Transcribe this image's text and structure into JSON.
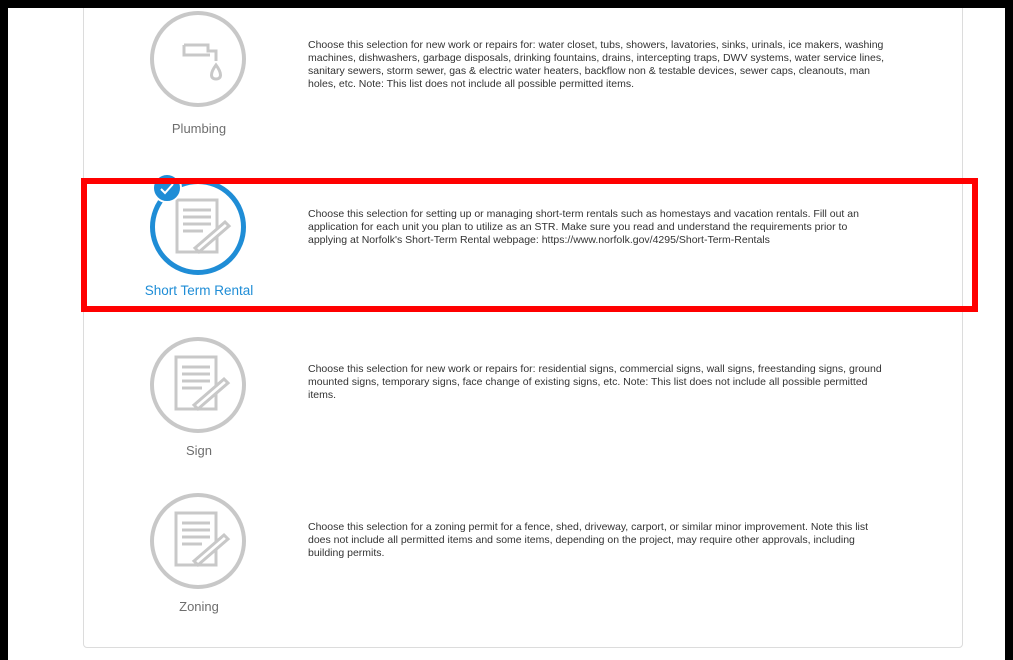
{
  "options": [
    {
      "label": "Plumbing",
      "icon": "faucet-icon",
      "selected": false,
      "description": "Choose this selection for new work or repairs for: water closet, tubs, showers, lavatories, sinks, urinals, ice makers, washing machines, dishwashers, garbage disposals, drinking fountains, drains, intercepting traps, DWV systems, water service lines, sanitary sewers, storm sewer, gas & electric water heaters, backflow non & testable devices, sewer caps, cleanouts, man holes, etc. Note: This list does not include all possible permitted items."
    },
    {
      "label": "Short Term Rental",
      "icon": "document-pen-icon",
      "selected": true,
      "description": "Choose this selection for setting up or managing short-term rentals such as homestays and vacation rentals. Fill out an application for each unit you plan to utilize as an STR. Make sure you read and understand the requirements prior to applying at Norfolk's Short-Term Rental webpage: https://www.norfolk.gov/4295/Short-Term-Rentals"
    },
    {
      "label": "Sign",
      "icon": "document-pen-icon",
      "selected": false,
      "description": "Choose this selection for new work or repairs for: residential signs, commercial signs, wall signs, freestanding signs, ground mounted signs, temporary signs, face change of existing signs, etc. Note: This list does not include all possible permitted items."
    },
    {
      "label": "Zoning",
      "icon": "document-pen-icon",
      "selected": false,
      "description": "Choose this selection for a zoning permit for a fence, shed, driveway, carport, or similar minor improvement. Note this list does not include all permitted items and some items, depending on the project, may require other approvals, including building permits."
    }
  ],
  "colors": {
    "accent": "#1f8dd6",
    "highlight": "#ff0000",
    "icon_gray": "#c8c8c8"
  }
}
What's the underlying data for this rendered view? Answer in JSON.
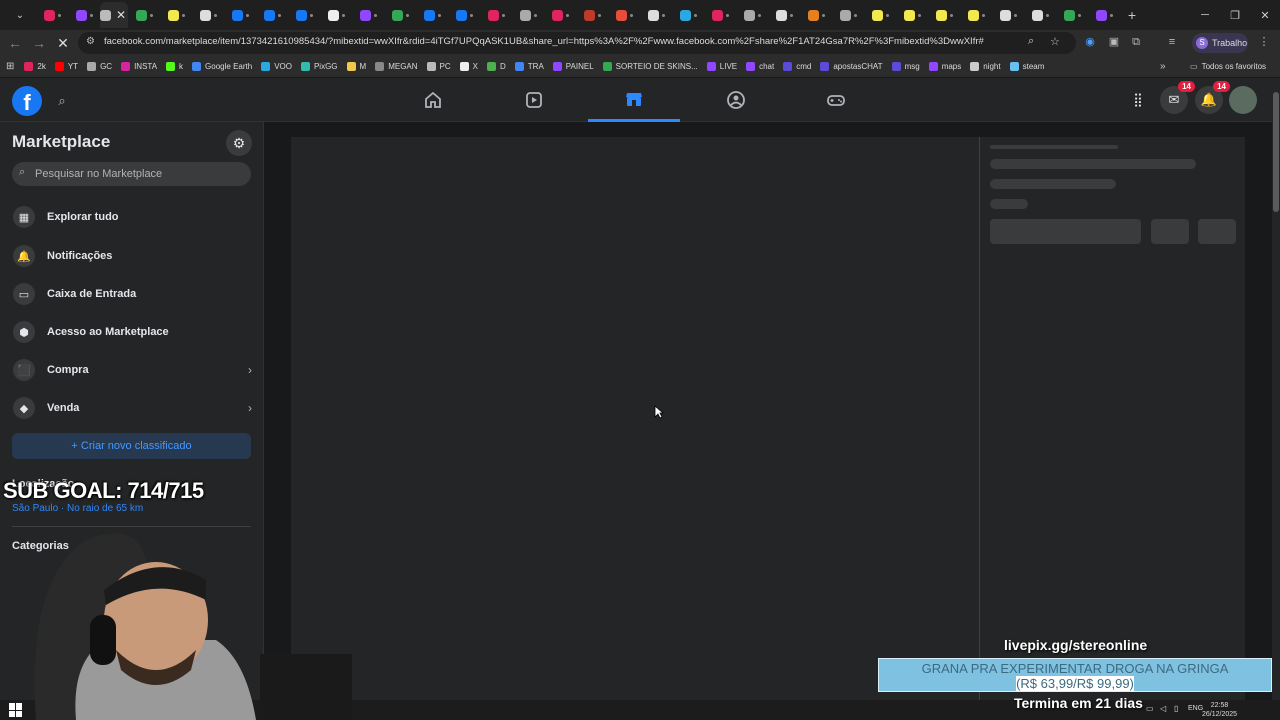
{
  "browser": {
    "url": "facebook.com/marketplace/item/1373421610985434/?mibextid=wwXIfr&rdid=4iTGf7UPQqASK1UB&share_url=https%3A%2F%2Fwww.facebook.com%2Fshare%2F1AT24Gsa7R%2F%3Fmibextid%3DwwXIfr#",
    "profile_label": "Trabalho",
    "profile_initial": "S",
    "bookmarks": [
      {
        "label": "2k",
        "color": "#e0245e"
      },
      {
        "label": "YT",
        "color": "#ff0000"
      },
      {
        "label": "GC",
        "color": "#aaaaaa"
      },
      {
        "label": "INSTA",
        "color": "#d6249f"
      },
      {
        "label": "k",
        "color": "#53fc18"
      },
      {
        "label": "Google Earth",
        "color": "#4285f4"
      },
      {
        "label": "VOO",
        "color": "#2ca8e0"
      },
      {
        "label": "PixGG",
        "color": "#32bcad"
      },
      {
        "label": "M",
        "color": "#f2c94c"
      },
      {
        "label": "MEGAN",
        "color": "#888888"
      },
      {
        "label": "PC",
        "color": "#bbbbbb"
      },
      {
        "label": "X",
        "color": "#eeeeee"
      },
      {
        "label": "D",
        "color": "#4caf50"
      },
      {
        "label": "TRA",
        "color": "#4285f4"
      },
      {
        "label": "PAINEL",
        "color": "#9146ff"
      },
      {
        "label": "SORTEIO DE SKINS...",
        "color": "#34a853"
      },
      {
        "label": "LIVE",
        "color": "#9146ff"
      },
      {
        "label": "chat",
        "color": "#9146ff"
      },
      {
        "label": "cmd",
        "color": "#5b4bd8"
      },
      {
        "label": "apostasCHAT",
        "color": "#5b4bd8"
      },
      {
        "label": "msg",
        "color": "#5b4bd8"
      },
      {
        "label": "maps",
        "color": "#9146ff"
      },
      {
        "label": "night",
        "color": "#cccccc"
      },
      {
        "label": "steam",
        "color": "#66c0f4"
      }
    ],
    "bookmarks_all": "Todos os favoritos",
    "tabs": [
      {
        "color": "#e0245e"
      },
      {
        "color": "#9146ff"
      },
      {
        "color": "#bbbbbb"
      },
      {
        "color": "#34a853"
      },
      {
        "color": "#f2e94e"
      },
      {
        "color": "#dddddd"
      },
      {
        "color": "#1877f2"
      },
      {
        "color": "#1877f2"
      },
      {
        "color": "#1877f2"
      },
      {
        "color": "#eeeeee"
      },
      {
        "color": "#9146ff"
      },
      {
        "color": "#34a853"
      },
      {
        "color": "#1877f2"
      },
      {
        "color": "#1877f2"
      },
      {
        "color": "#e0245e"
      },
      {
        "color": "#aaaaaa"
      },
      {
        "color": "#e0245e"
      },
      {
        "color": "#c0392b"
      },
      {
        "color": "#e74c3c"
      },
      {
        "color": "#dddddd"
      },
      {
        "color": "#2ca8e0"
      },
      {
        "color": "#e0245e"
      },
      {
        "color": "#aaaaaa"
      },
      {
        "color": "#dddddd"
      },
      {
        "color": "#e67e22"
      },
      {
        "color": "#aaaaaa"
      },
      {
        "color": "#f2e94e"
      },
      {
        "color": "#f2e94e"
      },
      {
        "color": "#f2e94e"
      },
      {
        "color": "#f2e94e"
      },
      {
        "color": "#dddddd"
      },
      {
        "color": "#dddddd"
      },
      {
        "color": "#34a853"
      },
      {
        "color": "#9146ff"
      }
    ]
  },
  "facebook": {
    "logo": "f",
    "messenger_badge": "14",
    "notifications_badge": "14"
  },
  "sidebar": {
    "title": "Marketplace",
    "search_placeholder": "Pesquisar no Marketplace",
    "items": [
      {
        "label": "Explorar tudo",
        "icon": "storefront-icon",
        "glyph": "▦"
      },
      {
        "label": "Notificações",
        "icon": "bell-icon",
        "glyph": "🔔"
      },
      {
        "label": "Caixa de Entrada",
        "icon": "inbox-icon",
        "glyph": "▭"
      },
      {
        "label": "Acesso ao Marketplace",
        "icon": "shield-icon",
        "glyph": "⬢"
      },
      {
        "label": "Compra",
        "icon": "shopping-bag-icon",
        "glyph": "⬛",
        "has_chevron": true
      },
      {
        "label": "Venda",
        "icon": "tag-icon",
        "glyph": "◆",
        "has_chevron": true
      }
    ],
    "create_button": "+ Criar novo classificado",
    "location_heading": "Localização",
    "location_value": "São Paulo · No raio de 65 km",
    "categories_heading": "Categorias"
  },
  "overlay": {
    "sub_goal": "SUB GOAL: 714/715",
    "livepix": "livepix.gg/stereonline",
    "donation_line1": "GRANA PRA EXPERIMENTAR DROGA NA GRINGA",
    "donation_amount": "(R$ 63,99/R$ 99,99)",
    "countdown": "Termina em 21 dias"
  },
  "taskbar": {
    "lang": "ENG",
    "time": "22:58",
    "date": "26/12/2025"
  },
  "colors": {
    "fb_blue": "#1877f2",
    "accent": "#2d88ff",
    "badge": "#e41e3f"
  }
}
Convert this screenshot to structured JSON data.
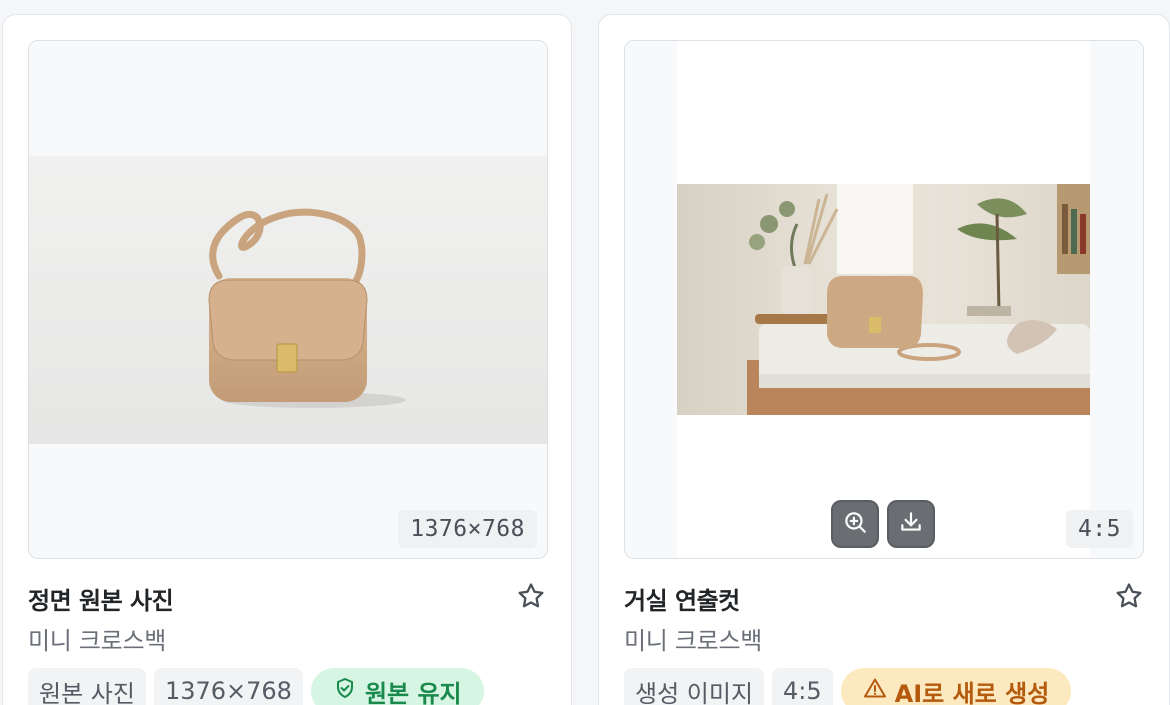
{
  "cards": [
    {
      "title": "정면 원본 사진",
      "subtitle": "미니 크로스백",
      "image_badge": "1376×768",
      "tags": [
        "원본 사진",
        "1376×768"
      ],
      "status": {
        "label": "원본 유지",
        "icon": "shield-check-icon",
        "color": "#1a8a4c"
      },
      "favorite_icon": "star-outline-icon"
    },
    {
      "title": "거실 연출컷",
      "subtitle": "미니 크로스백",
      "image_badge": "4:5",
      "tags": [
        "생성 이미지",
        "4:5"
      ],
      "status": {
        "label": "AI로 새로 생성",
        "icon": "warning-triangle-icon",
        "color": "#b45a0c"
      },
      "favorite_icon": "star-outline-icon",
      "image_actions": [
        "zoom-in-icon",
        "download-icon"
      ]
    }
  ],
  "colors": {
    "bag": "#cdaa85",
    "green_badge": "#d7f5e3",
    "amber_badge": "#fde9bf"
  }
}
===============
Write the lines above out again exactly, without any of their pictures.

Written solution
Transcribe this image's text and structure into JSON.
{
  "options": [
    {
      "label": "Plumbing",
      "icon": "faucet-icon",
      "selected": false,
      "description": "Choose this selection for new work or repairs for: water closet, tubs, showers, lavatories, sinks, urinals, ice makers, washing machines, dishwashers, garbage disposals, drinking fountains, drains, intercepting traps, DWV systems, water service lines, sanitary sewers, storm sewer, gas & electric water heaters, backflow non & testable devices, sewer caps, cleanouts, man holes, etc. Note: This list does not include all possible permitted items."
    },
    {
      "label": "Short Term Rental",
      "icon": "document-pen-icon",
      "selected": true,
      "description": "Choose this selection for setting up or managing short-term rentals such as homestays and vacation rentals. Fill out an application for each unit you plan to utilize as an STR. Make sure you read and understand the requirements prior to applying at Norfolk's Short-Term Rental webpage: https://www.norfolk.gov/4295/Short-Term-Rentals"
    },
    {
      "label": "Sign",
      "icon": "document-pen-icon",
      "selected": false,
      "description": "Choose this selection for new work or repairs for: residential signs, commercial signs, wall signs, freestanding signs, ground mounted signs, temporary signs, face change of existing signs, etc. Note: This list does not include all possible permitted items."
    },
    {
      "label": "Zoning",
      "icon": "document-pen-icon",
      "selected": false,
      "description": "Choose this selection for a zoning permit for a fence, shed, driveway, carport, or similar minor improvement. Note this list does not include all permitted items and some items, depending on the project, may require other approvals, including building permits."
    }
  ],
  "colors": {
    "accent": "#1f8dd6",
    "highlight": "#ff0000",
    "icon_gray": "#c8c8c8"
  }
}
What's the underlying data for this rendered view? Answer in JSON.
{
  "browser": {
    "url": "facebook.com/marketplace/item/1373421610985434/?mibextid=wwXIfr&rdid=4iTGf7UPQqASK1UB&share_url=https%3A%2F%2Fwww.facebook.com%2Fshare%2F1AT24Gsa7R%2F%3Fmibextid%3DwwXIfr#",
    "profile_label": "Trabalho",
    "profile_initial": "S",
    "bookmarks": [
      {
        "label": "2k",
        "color": "#e0245e"
      },
      {
        "label": "YT",
        "color": "#ff0000"
      },
      {
        "label": "GC",
        "color": "#aaaaaa"
      },
      {
        "label": "INSTA",
        "color": "#d6249f"
      },
      {
        "label": "k",
        "color": "#53fc18"
      },
      {
        "label": "Google Earth",
        "color": "#4285f4"
      },
      {
        "label": "VOO",
        "color": "#2ca8e0"
      },
      {
        "label": "PixGG",
        "color": "#32bcad"
      },
      {
        "label": "M",
        "color": "#f2c94c"
      },
      {
        "label": "MEGAN",
        "color": "#888888"
      },
      {
        "label": "PC",
        "color": "#bbbbbb"
      },
      {
        "label": "X",
        "color": "#eeeeee"
      },
      {
        "label": "D",
        "color": "#4caf50"
      },
      {
        "label": "TRA",
        "color": "#4285f4"
      },
      {
        "label": "PAINEL",
        "color": "#9146ff"
      },
      {
        "label": "SORTEIO DE SKINS...",
        "color": "#34a853"
      },
      {
        "label": "LIVE",
        "color": "#9146ff"
      },
      {
        "label": "chat",
        "color": "#9146ff"
      },
      {
        "label": "cmd",
        "color": "#5b4bd8"
      },
      {
        "label": "apostasCHAT",
        "color": "#5b4bd8"
      },
      {
        "label": "msg",
        "color": "#5b4bd8"
      },
      {
        "label": "maps",
        "color": "#9146ff"
      },
      {
        "label": "night",
        "color": "#cccccc"
      },
      {
        "label": "steam",
        "color": "#66c0f4"
      }
    ],
    "bookmarks_all": "Todos os favoritos",
    "tabs": [
      {
        "color": "#e0245e"
      },
      {
        "color": "#9146ff"
      },
      {
        "color": "#bbbbbb"
      },
      {
        "color": "#34a853"
      },
      {
        "color": "#f2e94e"
      },
      {
        "color": "#dddddd"
      },
      {
        "color": "#1877f2"
      },
      {
        "color": "#1877f2"
      },
      {
        "color": "#1877f2"
      },
      {
        "color": "#eeeeee"
      },
      {
        "color": "#9146ff"
      },
      {
        "color": "#34a853"
      },
      {
        "color": "#1877f2"
      },
      {
        "color": "#1877f2"
      },
      {
        "color": "#e0245e"
      },
      {
        "color": "#aaaaaa"
      },
      {
        "color": "#e0245e"
      },
      {
        "color": "#c0392b"
      },
      {
        "color": "#e74c3c"
      },
      {
        "color": "#dddddd"
      },
      {
        "color": "#2ca8e0"
      },
      {
        "color": "#e0245e"
      },
      {
        "color": "#aaaaaa"
      },
      {
        "color": "#dddddd"
      },
      {
        "color": "#e67e22"
      },
      {
        "color": "#aaaaaa"
      },
      {
        "color": "#f2e94e"
      },
      {
        "color": "#f2e94e"
      },
      {
        "color": "#f2e94e"
      },
      {
        "color": "#f2e94e"
      },
      {
        "color": "#dddddd"
      },
      {
        "color": "#dddddd"
      },
      {
        "color": "#34a853"
      },
      {
        "color": "#9146ff"
      }
    ]
  },
  "facebook": {
    "logo": "f",
    "messenger_badge": "14",
    "notifications_badge": "14"
  },
  "sidebar": {
    "title": "Marketplace",
    "search_placeholder": "Pesquisar no Marketplace",
    "items": [
      {
        "label": "Explorar tudo",
        "icon": "storefront-icon",
        "glyph": "▦"
      },
      {
        "label": "Notificações",
        "icon": "bell-icon",
        "glyph": "🔔"
      },
      {
        "label": "Caixa de Entrada",
        "icon": "inbox-icon",
        "glyph": "▭"
      },
      {
        "label": "Acesso ao Marketplace",
        "icon": "shield-icon",
        "glyph": "⬢"
      },
      {
        "label": "Compra",
        "icon": "shopping-bag-icon",
        "glyph": "⬛",
        "has_chevron": true
      },
      {
        "label": "Venda",
        "icon": "tag-icon",
        "glyph": "◆",
        "has_chevron": true
      }
    ],
    "create_button": "+ Criar novo classificado",
    "location_heading": "Localização",
    "location_value": "São Paulo · No raio de 65 km",
    "categories_heading": "Categorias"
  },
  "overlay": {
    "sub_goal": "SUB GOAL: 714/715",
    "livepix": "livepix.gg/stereonline",
    "donation_line1": "GRANA PRA EXPERIMENTAR DROGA NA GRINGA",
    "donation_amount": "(R$ 63,99/R$ 99,99)",
    "countdown": "Termina em 21 dias"
  },
  "taskbar": {
    "lang": "ENG",
    "time": "22:58",
    "date": "26/12/2025"
  },
  "colors": {
    "fb_blue": "#1877f2",
    "accent": "#2d88ff",
    "badge": "#e41e3f"
  }
}
Convert this screenshot to structured JSON data.
{
  "cards": [
    {
      "title": "정면 원본 사진",
      "subtitle": "미니 크로스백",
      "image_badge": "1376×768",
      "tags": [
        "원본 사진",
        "1376×768"
      ],
      "status": {
        "label": "원본 유지",
        "icon": "shield-check-icon",
        "color": "#1a8a4c"
      },
      "favorite_icon": "star-outline-icon"
    },
    {
      "title": "거실 연출컷",
      "subtitle": "미니 크로스백",
      "image_badge": "4:5",
      "tags": [
        "생성 이미지",
        "4:5"
      ],
      "status": {
        "label": "AI로 새로 생성",
        "icon": "warning-triangle-icon",
        "color": "#b45a0c"
      },
      "favorite_icon": "star-outline-icon",
      "image_actions": [
        "zoom-in-icon",
        "download-icon"
      ]
    }
  ],
  "colors": {
    "bag": "#cdaa85",
    "green_badge": "#d7f5e3",
    "amber_badge": "#fde9bf"
  }
}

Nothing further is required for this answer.